(REQUIREMENT):
An exact copy of all the data is required, with pictures left out.

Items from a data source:
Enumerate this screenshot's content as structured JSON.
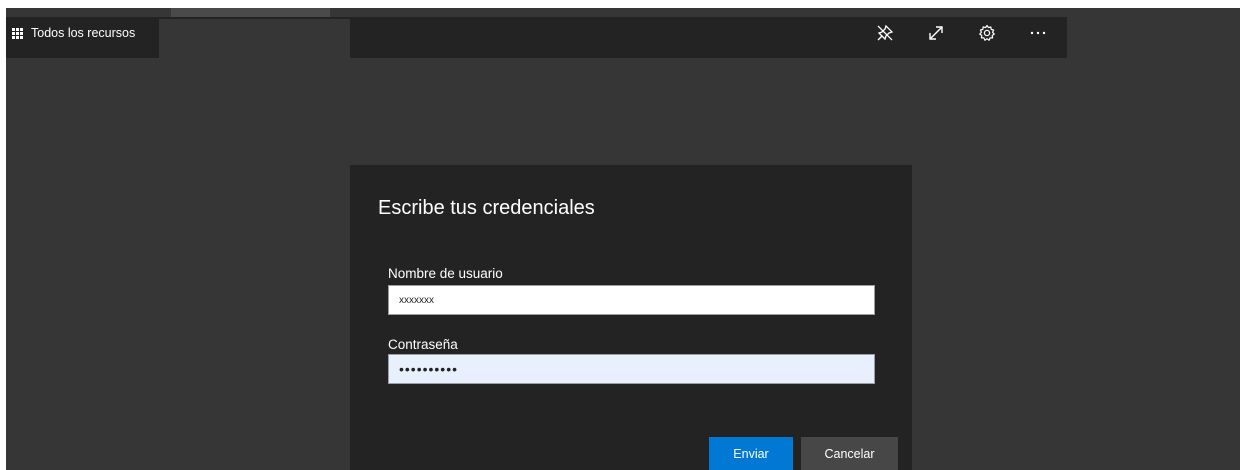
{
  "header": {
    "all_resources_label": "Todos los recursos",
    "all_resources_icon": "grid-icon",
    "toolbar": [
      {
        "icon": "unpin-icon",
        "label": "Desanclar"
      },
      {
        "icon": "expand-icon",
        "label": "Expandir"
      },
      {
        "icon": "gear-icon",
        "label": "Configuración"
      },
      {
        "icon": "more-icon",
        "label": "Más"
      }
    ]
  },
  "dialog": {
    "title": "Escribe tus credenciales",
    "username_label": "Nombre de usuario",
    "username_value": "xxxxxxx",
    "password_label": "Contraseña",
    "password_value": "••••••••••",
    "submit_label": "Enviar",
    "cancel_label": "Cancelar"
  },
  "colors": {
    "background": "#363636",
    "topbar": "#232323",
    "dialog": "#232323",
    "primary_button": "#0078d4",
    "secondary_button": "#474747",
    "password_field": "#e8f0fe"
  }
}
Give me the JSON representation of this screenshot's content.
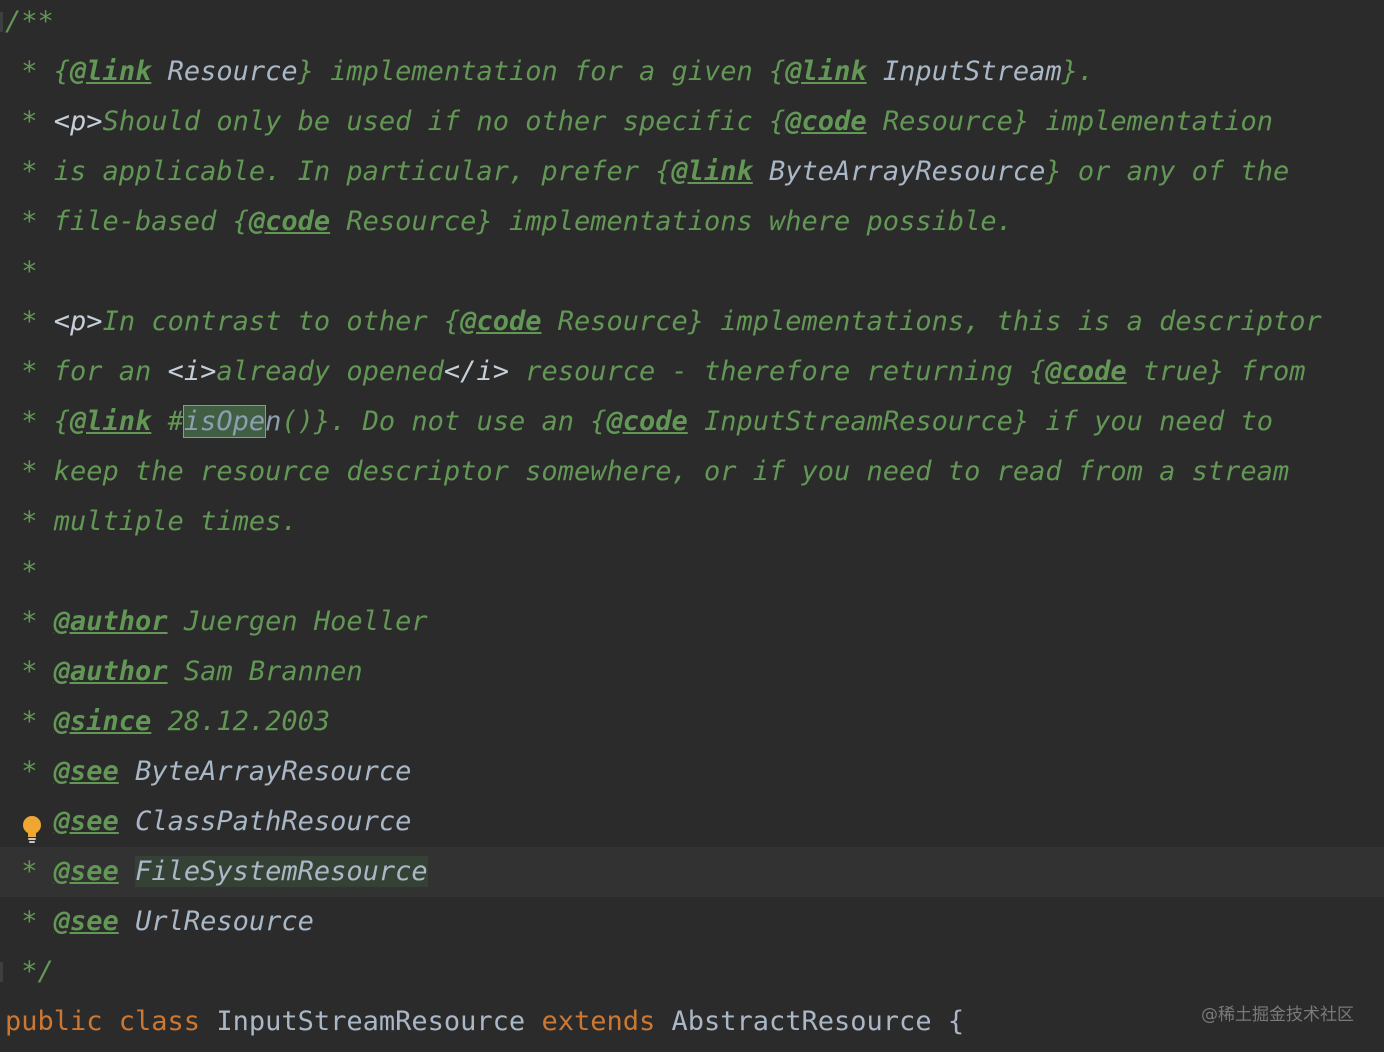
{
  "editor": {
    "lines": [
      {
        "segments": [
          {
            "t": "/**",
            "k": "c"
          }
        ]
      },
      {
        "segments": [
          {
            "t": " * ",
            "k": "c"
          },
          {
            "t": "{",
            "k": "c"
          },
          {
            "t": "@link",
            "k": "tag"
          },
          {
            "t": " ",
            "k": "c"
          },
          {
            "t": "Resource",
            "k": "ref light"
          },
          {
            "t": "} implementation for a given {",
            "k": "c"
          },
          {
            "t": "@link",
            "k": "tag"
          },
          {
            "t": " ",
            "k": "c"
          },
          {
            "t": "InputStream",
            "k": "ref light"
          },
          {
            "t": "}.",
            "k": "c"
          }
        ]
      },
      {
        "segments": [
          {
            "t": " * ",
            "k": "c"
          },
          {
            "t": "<p>",
            "k": "html"
          },
          {
            "t": "Should only be used if no other specific {",
            "k": "c"
          },
          {
            "t": "@code",
            "k": "tag"
          },
          {
            "t": " Resource} implementation",
            "k": "c"
          }
        ]
      },
      {
        "segments": [
          {
            "t": " * is applicable. In particular, prefer {",
            "k": "c"
          },
          {
            "t": "@link",
            "k": "tag"
          },
          {
            "t": " ",
            "k": "c"
          },
          {
            "t": "ByteArrayResource",
            "k": "ref light"
          },
          {
            "t": "} or any of the",
            "k": "c"
          }
        ]
      },
      {
        "segments": [
          {
            "t": " * file-based {",
            "k": "c"
          },
          {
            "t": "@code",
            "k": "tag"
          },
          {
            "t": " Resource} implementations where possible.",
            "k": "c"
          }
        ]
      },
      {
        "segments": [
          {
            "t": " *",
            "k": "c"
          }
        ]
      },
      {
        "segments": [
          {
            "t": " * ",
            "k": "c"
          },
          {
            "t": "<p>",
            "k": "html"
          },
          {
            "t": "In contrast to other {",
            "k": "c"
          },
          {
            "t": "@code",
            "k": "tag"
          },
          {
            "t": " Resource} implementations, this is a descriptor",
            "k": "c"
          }
        ]
      },
      {
        "segments": [
          {
            "t": " * for an ",
            "k": "c"
          },
          {
            "t": "<i>",
            "k": "html"
          },
          {
            "t": "already opened",
            "k": "c"
          },
          {
            "t": "</i>",
            "k": "html"
          },
          {
            "t": " resource - therefore returning {",
            "k": "c"
          },
          {
            "t": "@code",
            "k": "tag"
          },
          {
            "t": " true} from",
            "k": "c"
          }
        ]
      },
      {
        "segments": [
          {
            "t": " * {",
            "k": "c"
          },
          {
            "t": "@link",
            "k": "tag"
          },
          {
            "t": " #",
            "k": "c"
          },
          {
            "t": "isOpe",
            "k": "ref boxed"
          },
          {
            "t": "n",
            "k": "ref"
          },
          {
            "t": "()}. Do not use an {",
            "k": "c"
          },
          {
            "t": "@code",
            "k": "tag"
          },
          {
            "t": " InputStreamResource} if you need to",
            "k": "c"
          }
        ]
      },
      {
        "segments": [
          {
            "t": " * keep the resource descriptor somewhere, or if you need to read from a stream",
            "k": "c"
          }
        ]
      },
      {
        "segments": [
          {
            "t": " * multiple times.",
            "k": "c"
          }
        ]
      },
      {
        "segments": [
          {
            "t": " *",
            "k": "c"
          }
        ]
      },
      {
        "segments": [
          {
            "t": " * ",
            "k": "c"
          },
          {
            "t": "@author",
            "k": "tag"
          },
          {
            "t": " Juergen Hoeller",
            "k": "c"
          }
        ]
      },
      {
        "segments": [
          {
            "t": " * ",
            "k": "c"
          },
          {
            "t": "@author",
            "k": "tag"
          },
          {
            "t": " Sam Brannen",
            "k": "c"
          }
        ]
      },
      {
        "segments": [
          {
            "t": " * ",
            "k": "c"
          },
          {
            "t": "@since",
            "k": "tag"
          },
          {
            "t": " 28.12.2003",
            "k": "c"
          }
        ]
      },
      {
        "segments": [
          {
            "t": " * ",
            "k": "c"
          },
          {
            "t": "@see",
            "k": "tag"
          },
          {
            "t": " ",
            "k": "c"
          },
          {
            "t": "ByteArrayResource",
            "k": "ref light"
          }
        ]
      },
      {
        "segments": [
          {
            "t": "   ",
            "k": "c"
          },
          {
            "t": "@see",
            "k": "tag"
          },
          {
            "t": " ",
            "k": "c"
          },
          {
            "t": "ClassPathResource",
            "k": "ref light"
          }
        ]
      },
      {
        "segments": [
          {
            "t": " * ",
            "k": "c"
          },
          {
            "t": "@see",
            "k": "tag"
          },
          {
            "t": " ",
            "k": "c"
          },
          {
            "t": "FileSystemResource",
            "k": "ref light hl"
          }
        ],
        "current": true
      },
      {
        "segments": [
          {
            "t": " * ",
            "k": "c"
          },
          {
            "t": "@see",
            "k": "tag"
          },
          {
            "t": " ",
            "k": "c"
          },
          {
            "t": "UrlResource",
            "k": "ref light"
          }
        ]
      },
      {
        "segments": [
          {
            "t": " */",
            "k": "c"
          }
        ]
      },
      {
        "segments": [
          {
            "t": "public class ",
            "k": "kw"
          },
          {
            "t": "InputStreamResource ",
            "k": "plain"
          },
          {
            "t": "extends ",
            "k": "kw"
          },
          {
            "t": "AbstractResource {",
            "k": "plain"
          }
        ]
      }
    ]
  },
  "icons": {
    "intention": "lightbulb-icon"
  },
  "watermark": "@稀土掘金技术社区"
}
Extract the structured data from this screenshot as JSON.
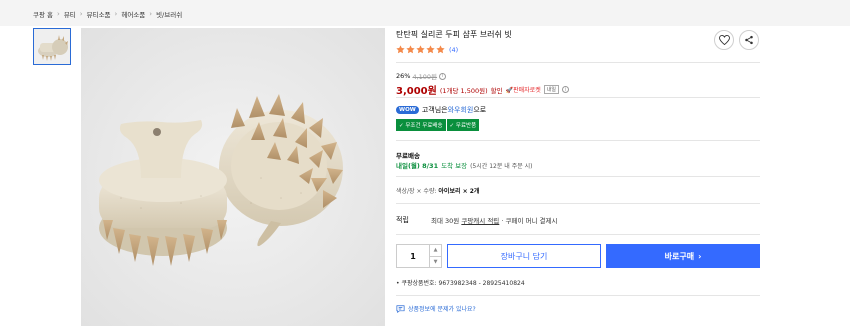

(SOLUTION):
Enumerate this screenshot's content as structured JSON.
{
  "header": {
    "all_resources_label": "Todos los recursos",
    "all_resources_icon": "grid-icon",
    "toolbar": [
      {
        "icon": "unpin-icon",
        "label": "Desanclar"
      },
      {
        "icon": "expand-icon",
        "label": "Expandir"
      },
      {
        "icon": "gear-icon",
        "label": "Configuración"
      },
      {
        "icon": "more-icon",
        "label": "Más"
      }
    ]
  },
  "dialog": {
    "title": "Escribe tus credenciales",
    "username_label": "Nombre de usuario",
    "username_value": "xxxxxxx",
    "password_label": "Contraseña",
    "password_value": "••••••••••",
    "submit_label": "Enviar",
    "cancel_label": "Cancelar"
  },
  "colors": {
    "background": "#363636",
    "topbar": "#232323",
    "dialog": "#232323",
    "primary_button": "#0078d4",
    "secondary_button": "#474747",
    "password_field": "#e8f0fe"
  }
}
Give me the JSON representation of this screenshot's content.
{
  "editor": {
    "lines": [
      {
        "segments": [
          {
            "t": "/**",
            "k": "c"
          }
        ]
      },
      {
        "segments": [
          {
            "t": " * ",
            "k": "c"
          },
          {
            "t": "{",
            "k": "c"
          },
          {
            "t": "@link",
            "k": "tag"
          },
          {
            "t": " ",
            "k": "c"
          },
          {
            "t": "Resource",
            "k": "ref light"
          },
          {
            "t": "} implementation for a given {",
            "k": "c"
          },
          {
            "t": "@link",
            "k": "tag"
          },
          {
            "t": " ",
            "k": "c"
          },
          {
            "t": "InputStream",
            "k": "ref light"
          },
          {
            "t": "}.",
            "k": "c"
          }
        ]
      },
      {
        "segments": [
          {
            "t": " * ",
            "k": "c"
          },
          {
            "t": "<p>",
            "k": "html"
          },
          {
            "t": "Should only be used if no other specific {",
            "k": "c"
          },
          {
            "t": "@code",
            "k": "tag"
          },
          {
            "t": " Resource} implementation",
            "k": "c"
          }
        ]
      },
      {
        "segments": [
          {
            "t": " * is applicable. In particular, prefer {",
            "k": "c"
          },
          {
            "t": "@link",
            "k": "tag"
          },
          {
            "t": " ",
            "k": "c"
          },
          {
            "t": "ByteArrayResource",
            "k": "ref light"
          },
          {
            "t": "} or any of the",
            "k": "c"
          }
        ]
      },
      {
        "segments": [
          {
            "t": " * file-based {",
            "k": "c"
          },
          {
            "t": "@code",
            "k": "tag"
          },
          {
            "t": " Resource} implementations where possible.",
            "k": "c"
          }
        ]
      },
      {
        "segments": [
          {
            "t": " *",
            "k": "c"
          }
        ]
      },
      {
        "segments": [
          {
            "t": " * ",
            "k": "c"
          },
          {
            "t": "<p>",
            "k": "html"
          },
          {
            "t": "In contrast to other {",
            "k": "c"
          },
          {
            "t": "@code",
            "k": "tag"
          },
          {
            "t": " Resource} implementations, this is a descriptor",
            "k": "c"
          }
        ]
      },
      {
        "segments": [
          {
            "t": " * for an ",
            "k": "c"
          },
          {
            "t": "<i>",
            "k": "html"
          },
          {
            "t": "already opened",
            "k": "c"
          },
          {
            "t": "</i>",
            "k": "html"
          },
          {
            "t": " resource - therefore returning {",
            "k": "c"
          },
          {
            "t": "@code",
            "k": "tag"
          },
          {
            "t": " true} from",
            "k": "c"
          }
        ]
      },
      {
        "segments": [
          {
            "t": " * {",
            "k": "c"
          },
          {
            "t": "@link",
            "k": "tag"
          },
          {
            "t": " #",
            "k": "c"
          },
          {
            "t": "isOpe",
            "k": "ref boxed"
          },
          {
            "t": "n",
            "k": "ref"
          },
          {
            "t": "()}. Do not use an {",
            "k": "c"
          },
          {
            "t": "@code",
            "k": "tag"
          },
          {
            "t": " InputStreamResource} if you need to",
            "k": "c"
          }
        ]
      },
      {
        "segments": [
          {
            "t": " * keep the resource descriptor somewhere, or if you need to read from a stream",
            "k": "c"
          }
        ]
      },
      {
        "segments": [
          {
            "t": " * multiple times.",
            "k": "c"
          }
        ]
      },
      {
        "segments": [
          {
            "t": " *",
            "k": "c"
          }
        ]
      },
      {
        "segments": [
          {
            "t": " * ",
            "k": "c"
          },
          {
            "t": "@author",
            "k": "tag"
          },
          {
            "t": " Juergen Hoeller",
            "k": "c"
          }
        ]
      },
      {
        "segments": [
          {
            "t": " * ",
            "k": "c"
          },
          {
            "t": "@author",
            "k": "tag"
          },
          {
            "t": " Sam Brannen",
            "k": "c"
          }
        ]
      },
      {
        "segments": [
          {
            "t": " * ",
            "k": "c"
          },
          {
            "t": "@since",
            "k": "tag"
          },
          {
            "t": " 28.12.2003",
            "k": "c"
          }
        ]
      },
      {
        "segments": [
          {
            "t": " * ",
            "k": "c"
          },
          {
            "t": "@see",
            "k": "tag"
          },
          {
            "t": " ",
            "k": "c"
          },
          {
            "t": "ByteArrayResource",
            "k": "ref light"
          }
        ]
      },
      {
        "segments": [
          {
            "t": "   ",
            "k": "c"
          },
          {
            "t": "@see",
            "k": "tag"
          },
          {
            "t": " ",
            "k": "c"
          },
          {
            "t": "ClassPathResource",
            "k": "ref light"
          }
        ]
      },
      {
        "segments": [
          {
            "t": " * ",
            "k": "c"
          },
          {
            "t": "@see",
            "k": "tag"
          },
          {
            "t": " ",
            "k": "c"
          },
          {
            "t": "FileSystemResource",
            "k": "ref light hl"
          }
        ],
        "current": true
      },
      {
        "segments": [
          {
            "t": " * ",
            "k": "c"
          },
          {
            "t": "@see",
            "k": "tag"
          },
          {
            "t": " ",
            "k": "c"
          },
          {
            "t": "UrlResource",
            "k": "ref light"
          }
        ]
      },
      {
        "segments": [
          {
            "t": " */",
            "k": "c"
          }
        ]
      },
      {
        "segments": [
          {
            "t": "public class ",
            "k": "kw"
          },
          {
            "t": "InputStreamResource ",
            "k": "plain"
          },
          {
            "t": "extends ",
            "k": "kw"
          },
          {
            "t": "AbstractResource {",
            "k": "plain"
          }
        ]
      }
    ]
  },
  "icons": {
    "intention": "lightbulb-icon"
  },
  "watermark": "@稀土掘金技术社区"
}
Extract the structured data from this screenshot as JSON.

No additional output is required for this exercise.